== Quoted passage ==

3. A method for forming an isolating plug according to claim 1 , wherein the amphiphilic substances are added to the slurry during the preparation of the slurry.
4. A method for forming an isolating plug according to claim 1 , wherein the amphiphilic substances are injected into the well before the slurry injection, or in parallel with the slurry injection, or after the slurry injection.
5. A method for forming an isolating plug according to claim 1 , wherein surfactants are used as amphiphilic substances.
6. A method for forming an isolating plug according to claim 1 , wherein quaternized ammonium salts are used as amphiphilic substances.
7. A method for forming an isolating plug according to claim 1 , wherein benzoic acid is used as amphiphilic substances.
8. A method for forming an isolating plug according to claim 1 , wherein diblock copolymers with a polyelectrolyte block are used as amphiphilic substances.

===

Tasks to carry out
1. Revise the isolating plug claims, beginning at the words "3. A method" and stopping after "surfactants are used as amphiphilic substances.", with "slurry" replaced by "mixture".
2. Carry on the isolating plug claims from the point where they end.
The records that come next have no connection to the patent claims about isolating plugs.

== Extracted information ==

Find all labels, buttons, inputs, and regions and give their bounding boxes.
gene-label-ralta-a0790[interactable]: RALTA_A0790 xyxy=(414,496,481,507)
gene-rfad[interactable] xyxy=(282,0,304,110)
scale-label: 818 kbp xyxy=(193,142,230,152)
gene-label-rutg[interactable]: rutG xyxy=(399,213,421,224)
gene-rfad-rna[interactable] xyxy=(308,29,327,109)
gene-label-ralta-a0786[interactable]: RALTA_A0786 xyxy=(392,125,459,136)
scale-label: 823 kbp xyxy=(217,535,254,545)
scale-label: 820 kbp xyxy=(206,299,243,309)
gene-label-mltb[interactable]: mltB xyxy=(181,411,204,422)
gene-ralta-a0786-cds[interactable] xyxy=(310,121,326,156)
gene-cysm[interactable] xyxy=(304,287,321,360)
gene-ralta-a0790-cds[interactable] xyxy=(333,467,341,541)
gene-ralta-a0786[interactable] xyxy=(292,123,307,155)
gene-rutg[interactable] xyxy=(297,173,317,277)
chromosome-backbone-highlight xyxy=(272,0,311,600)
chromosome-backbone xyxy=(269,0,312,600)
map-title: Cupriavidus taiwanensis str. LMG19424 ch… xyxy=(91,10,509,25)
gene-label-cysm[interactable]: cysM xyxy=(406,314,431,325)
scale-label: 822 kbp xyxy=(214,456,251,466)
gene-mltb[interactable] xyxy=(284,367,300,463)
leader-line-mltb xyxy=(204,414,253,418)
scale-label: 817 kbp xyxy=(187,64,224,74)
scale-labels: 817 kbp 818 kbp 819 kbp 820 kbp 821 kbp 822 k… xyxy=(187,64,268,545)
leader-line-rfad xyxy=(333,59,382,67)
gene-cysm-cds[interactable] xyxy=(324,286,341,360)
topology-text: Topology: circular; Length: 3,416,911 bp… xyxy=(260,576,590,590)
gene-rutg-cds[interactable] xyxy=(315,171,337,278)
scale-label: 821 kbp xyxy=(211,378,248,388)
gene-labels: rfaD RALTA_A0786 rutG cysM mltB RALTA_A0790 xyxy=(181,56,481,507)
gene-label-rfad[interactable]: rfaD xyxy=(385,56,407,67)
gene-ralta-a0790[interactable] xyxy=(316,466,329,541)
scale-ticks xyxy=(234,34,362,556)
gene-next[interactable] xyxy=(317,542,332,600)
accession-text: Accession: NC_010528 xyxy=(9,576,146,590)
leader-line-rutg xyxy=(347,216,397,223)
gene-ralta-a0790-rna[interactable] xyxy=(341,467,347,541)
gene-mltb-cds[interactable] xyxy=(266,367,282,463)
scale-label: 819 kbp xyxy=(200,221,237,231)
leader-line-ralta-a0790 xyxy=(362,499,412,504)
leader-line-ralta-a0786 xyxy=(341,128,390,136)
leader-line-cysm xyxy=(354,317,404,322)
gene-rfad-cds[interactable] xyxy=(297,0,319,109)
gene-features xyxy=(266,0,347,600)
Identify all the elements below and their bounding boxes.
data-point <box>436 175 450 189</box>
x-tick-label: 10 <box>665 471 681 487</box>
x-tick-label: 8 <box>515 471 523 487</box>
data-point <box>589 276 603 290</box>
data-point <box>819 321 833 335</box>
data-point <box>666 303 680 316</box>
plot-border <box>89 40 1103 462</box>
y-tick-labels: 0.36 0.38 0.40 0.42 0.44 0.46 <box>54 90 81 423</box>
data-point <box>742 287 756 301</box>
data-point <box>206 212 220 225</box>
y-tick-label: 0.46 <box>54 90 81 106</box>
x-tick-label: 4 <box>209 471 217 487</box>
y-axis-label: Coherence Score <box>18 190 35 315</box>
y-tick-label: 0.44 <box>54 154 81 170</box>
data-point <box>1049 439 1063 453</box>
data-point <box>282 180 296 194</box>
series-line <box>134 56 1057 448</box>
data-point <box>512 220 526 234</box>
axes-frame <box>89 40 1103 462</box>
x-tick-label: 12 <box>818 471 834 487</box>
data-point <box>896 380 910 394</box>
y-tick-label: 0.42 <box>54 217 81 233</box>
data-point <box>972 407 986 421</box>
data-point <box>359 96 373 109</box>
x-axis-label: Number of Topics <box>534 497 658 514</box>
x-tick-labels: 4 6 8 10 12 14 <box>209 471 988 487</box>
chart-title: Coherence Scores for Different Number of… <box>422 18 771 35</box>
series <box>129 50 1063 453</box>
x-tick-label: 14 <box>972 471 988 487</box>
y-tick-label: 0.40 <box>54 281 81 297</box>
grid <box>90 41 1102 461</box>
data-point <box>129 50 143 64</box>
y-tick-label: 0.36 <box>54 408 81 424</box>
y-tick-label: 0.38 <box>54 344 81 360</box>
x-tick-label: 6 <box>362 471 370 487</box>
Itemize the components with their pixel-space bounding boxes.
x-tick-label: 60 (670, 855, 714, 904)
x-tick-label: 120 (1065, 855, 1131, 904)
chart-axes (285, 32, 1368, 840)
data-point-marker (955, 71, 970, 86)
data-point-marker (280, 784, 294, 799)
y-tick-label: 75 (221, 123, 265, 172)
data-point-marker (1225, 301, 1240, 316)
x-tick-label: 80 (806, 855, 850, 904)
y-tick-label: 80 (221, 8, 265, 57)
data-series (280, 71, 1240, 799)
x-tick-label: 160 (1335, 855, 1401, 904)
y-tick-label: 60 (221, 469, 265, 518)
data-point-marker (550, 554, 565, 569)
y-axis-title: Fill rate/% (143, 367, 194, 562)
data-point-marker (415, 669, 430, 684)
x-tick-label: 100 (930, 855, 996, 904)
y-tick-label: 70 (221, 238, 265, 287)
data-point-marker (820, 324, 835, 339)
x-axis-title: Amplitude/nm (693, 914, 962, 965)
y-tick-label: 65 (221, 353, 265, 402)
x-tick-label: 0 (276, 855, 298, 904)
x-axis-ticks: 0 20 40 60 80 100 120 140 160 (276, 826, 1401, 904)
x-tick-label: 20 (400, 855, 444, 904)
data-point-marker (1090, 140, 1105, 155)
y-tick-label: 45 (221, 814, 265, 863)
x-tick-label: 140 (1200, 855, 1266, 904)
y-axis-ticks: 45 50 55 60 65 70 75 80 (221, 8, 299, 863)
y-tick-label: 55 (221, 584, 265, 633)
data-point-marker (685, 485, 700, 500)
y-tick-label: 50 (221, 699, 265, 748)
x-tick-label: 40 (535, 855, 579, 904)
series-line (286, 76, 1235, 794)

===

Expected responses
1.
3. A method for forming an isolating plug according to claim 1 , wherein the amphiphilic substances are added to the mixture during the preparation of the mixture.
4. A method for forming an isolating plug according to claim 1 , wherein the amphiphilic substances are injected into the well before the mixture injection, or in parallel with the mixture injection, or after the mixture injection.
5. A method for forming an isolating plug according to claim 1 , wherein surfactants are used as amphiphilic substances.

2.
9. A method for forming an isolating plug according to claim 1 , wherein the amphiphilic substances are added to the slurry in the capsular form to be subsequently released at the plug formation place under the influence of the environmental conditions, such as temperature, or pressure, or flow, or chemical dissolution.
10. A method for forming an isolating plug according to claim 1 , wherein the amphiphilic substances used are destroyed under the influence of the environmental conditions, such as the temperature, the flow, or due to chemical reactions.
11. A method for forming an isolating plug according to claim 1 , wherein the amphiphilic substances are added by injecting precursors into the well in parallel with the slurry injection, which precursors will be transformed into amphiphilic substances at the plug formation place under the influence of the environmental conditions, such as the temperature or the flow.
12. A method for forming an isolating plug according to claim 1 , wherein esters, antihydrides, heterocyclic acetates, amines, amides and other chemically unstable groups are used as precursors.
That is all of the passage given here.